### What is asked
Only a number is expected: how many lines in the data below contain the word "depth".

### Exercise material
* * *

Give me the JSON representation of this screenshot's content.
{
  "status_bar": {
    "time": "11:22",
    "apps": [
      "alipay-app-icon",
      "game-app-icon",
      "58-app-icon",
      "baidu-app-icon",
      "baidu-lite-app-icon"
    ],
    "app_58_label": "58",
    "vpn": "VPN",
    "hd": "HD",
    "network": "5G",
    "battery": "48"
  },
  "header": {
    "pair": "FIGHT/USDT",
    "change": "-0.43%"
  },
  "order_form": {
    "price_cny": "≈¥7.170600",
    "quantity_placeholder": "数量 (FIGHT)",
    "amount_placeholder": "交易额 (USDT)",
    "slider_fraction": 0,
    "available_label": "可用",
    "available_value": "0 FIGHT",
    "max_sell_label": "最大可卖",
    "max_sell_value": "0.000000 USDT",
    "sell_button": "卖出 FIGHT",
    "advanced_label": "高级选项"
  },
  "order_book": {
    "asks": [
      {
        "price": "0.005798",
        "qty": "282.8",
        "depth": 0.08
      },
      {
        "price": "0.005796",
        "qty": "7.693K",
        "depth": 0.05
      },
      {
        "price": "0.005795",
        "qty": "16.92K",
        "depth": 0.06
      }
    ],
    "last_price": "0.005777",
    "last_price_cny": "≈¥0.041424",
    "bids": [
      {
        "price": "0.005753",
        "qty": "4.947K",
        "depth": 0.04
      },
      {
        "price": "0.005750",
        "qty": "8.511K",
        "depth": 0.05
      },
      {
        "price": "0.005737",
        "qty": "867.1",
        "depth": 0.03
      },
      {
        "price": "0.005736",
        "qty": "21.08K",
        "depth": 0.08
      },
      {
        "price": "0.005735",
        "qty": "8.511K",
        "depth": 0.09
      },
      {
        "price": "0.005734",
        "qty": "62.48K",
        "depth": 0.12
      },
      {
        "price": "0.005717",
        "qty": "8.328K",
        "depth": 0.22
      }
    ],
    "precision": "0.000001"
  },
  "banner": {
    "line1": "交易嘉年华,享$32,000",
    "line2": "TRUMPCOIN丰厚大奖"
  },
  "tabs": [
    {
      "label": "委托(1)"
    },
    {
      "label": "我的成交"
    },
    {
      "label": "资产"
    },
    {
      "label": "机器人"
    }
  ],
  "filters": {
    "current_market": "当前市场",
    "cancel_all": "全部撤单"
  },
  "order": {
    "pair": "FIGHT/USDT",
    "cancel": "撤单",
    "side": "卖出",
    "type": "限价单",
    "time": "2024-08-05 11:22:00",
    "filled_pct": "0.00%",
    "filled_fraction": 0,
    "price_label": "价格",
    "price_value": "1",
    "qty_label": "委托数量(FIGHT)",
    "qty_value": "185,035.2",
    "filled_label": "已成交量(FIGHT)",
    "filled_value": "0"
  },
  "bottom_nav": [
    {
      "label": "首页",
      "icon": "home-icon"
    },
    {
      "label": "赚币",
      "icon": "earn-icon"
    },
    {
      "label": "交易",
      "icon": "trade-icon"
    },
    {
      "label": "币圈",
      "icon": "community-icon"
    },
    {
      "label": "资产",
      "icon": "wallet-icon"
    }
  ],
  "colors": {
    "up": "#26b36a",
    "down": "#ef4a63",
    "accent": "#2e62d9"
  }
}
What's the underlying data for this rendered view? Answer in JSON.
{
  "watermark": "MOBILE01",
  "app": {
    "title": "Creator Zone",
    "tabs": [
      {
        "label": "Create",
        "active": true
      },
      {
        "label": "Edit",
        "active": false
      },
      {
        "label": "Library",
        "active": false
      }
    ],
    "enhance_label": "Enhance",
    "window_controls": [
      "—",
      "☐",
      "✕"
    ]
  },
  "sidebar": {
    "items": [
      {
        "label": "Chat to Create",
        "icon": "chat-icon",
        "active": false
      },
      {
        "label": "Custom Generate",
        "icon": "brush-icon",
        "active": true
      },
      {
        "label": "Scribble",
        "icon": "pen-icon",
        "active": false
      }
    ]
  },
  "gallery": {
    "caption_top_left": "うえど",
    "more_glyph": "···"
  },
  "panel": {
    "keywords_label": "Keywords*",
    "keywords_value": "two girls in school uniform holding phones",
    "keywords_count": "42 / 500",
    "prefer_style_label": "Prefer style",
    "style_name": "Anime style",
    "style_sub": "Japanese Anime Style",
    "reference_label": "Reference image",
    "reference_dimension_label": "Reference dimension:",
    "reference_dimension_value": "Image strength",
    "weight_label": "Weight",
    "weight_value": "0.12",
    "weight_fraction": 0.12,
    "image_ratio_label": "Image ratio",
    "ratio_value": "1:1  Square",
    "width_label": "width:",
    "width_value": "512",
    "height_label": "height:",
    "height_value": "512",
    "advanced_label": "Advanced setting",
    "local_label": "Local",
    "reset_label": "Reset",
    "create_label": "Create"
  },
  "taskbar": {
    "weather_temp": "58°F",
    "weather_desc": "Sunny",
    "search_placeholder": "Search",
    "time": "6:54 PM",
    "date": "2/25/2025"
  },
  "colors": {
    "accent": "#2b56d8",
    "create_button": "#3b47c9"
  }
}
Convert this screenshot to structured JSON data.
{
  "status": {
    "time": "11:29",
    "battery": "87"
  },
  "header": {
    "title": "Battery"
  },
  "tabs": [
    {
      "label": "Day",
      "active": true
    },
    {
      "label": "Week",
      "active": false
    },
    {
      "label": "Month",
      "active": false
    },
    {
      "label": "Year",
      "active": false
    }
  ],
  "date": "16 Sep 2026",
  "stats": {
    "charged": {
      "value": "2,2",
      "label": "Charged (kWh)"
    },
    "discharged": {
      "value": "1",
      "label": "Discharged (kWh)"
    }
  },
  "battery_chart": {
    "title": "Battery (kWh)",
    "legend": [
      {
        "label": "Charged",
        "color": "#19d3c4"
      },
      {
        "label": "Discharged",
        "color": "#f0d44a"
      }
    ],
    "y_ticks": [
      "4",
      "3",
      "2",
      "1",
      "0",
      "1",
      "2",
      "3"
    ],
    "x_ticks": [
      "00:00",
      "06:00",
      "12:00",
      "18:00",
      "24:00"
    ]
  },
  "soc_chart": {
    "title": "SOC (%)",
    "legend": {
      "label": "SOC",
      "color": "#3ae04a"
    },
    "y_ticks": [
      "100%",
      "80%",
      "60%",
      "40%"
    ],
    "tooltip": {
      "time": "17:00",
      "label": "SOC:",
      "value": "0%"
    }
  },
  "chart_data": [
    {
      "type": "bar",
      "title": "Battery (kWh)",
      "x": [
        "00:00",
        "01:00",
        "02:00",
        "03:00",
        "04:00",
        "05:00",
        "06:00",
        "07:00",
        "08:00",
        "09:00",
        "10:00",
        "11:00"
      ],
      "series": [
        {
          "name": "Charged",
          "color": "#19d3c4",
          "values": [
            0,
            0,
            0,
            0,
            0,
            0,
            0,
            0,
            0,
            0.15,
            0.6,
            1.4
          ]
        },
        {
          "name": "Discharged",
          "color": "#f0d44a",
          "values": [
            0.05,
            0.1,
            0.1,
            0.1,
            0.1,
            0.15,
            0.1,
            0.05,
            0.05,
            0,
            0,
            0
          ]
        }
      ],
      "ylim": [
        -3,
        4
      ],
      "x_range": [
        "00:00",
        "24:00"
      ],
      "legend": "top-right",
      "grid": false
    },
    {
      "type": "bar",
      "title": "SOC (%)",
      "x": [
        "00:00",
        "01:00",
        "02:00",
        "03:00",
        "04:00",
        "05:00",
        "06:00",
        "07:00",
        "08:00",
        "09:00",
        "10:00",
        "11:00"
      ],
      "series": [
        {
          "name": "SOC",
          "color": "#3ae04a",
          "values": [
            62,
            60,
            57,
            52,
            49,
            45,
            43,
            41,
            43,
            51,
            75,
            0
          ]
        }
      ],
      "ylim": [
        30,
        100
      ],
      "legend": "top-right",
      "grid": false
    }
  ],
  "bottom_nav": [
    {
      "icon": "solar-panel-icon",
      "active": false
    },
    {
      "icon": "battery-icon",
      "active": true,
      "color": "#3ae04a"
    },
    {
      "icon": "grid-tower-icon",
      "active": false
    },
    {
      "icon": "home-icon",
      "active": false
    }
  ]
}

* * *

### Expected answer
10